**Exercise directions:**
Skip the pictures. Reproduce all other material exactly.

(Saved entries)
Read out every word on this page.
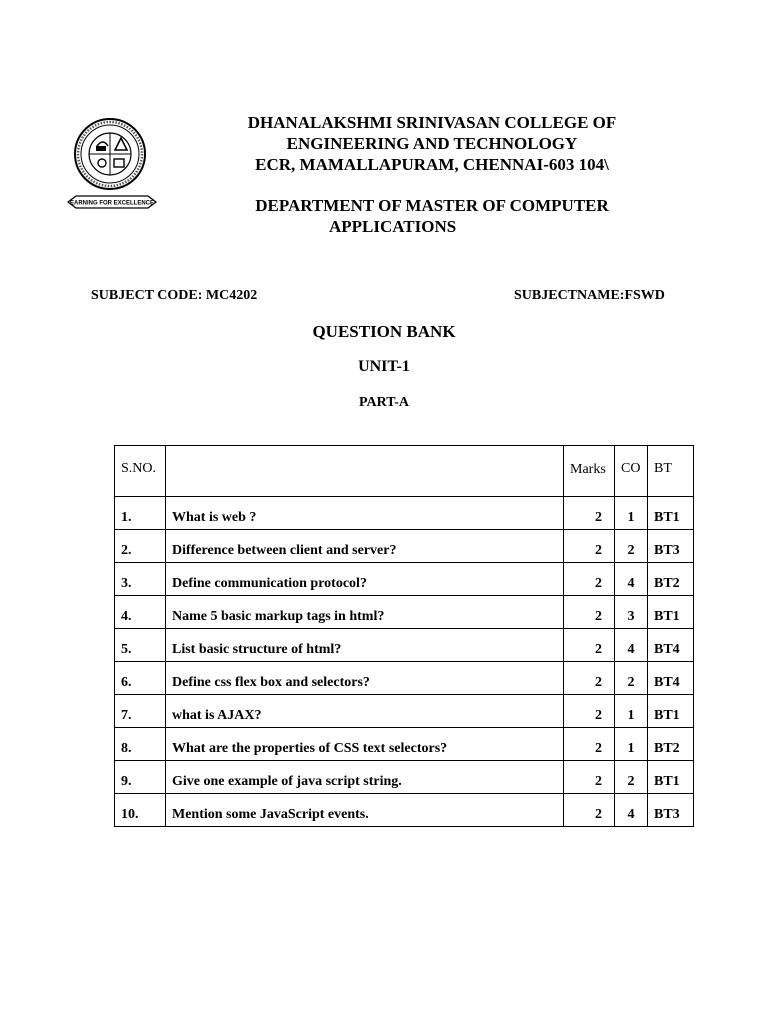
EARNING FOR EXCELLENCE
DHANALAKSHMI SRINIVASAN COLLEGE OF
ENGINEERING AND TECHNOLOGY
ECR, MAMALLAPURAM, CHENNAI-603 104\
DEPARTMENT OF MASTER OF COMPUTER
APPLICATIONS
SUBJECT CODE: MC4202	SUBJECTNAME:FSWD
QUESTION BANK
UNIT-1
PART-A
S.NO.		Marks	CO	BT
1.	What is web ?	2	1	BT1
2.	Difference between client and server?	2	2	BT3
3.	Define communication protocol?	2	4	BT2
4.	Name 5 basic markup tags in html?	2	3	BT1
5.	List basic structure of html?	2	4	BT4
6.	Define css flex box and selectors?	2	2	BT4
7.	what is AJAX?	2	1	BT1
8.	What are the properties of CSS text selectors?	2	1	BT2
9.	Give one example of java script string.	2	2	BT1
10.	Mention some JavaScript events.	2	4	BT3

**Answer for the task:**
Read out every word on this page.
EARNING FOR EXCELLENCE
DHANALAKSHMI SRINIVASAN COLLEGE OF
ENGINEERING AND TECHNOLOGY
ECR, MAMALLAPURAM, CHENNAI-603 104\
DEPARTMENT OF MASTER OF COMPUTER
APPLICATIONS
SUBJECT CODE: MC4202	SUBJECTNAME:FSWD
QUESTION BANK
UNIT-1
PART-A
S.NO.		Marks	CO	BT
1.	What is web ?	2	1	BT1
2.	Difference between client and server?	2	2	BT3
3.	Define communication protocol?	2	4	BT2
4.	Name 5 basic markup tags in html?	2	3	BT1
5.	List basic structure of html?	2	4	BT4
6.	Define css flex box and selectors?	2	2	BT4
7.	what is AJAX?	2	1	BT1
8.	What are the properties of CSS text selectors?	2	1	BT2
9.	Give one example of java script string.	2	2	BT1
10.	Mention some JavaScript events.	2	4	BT3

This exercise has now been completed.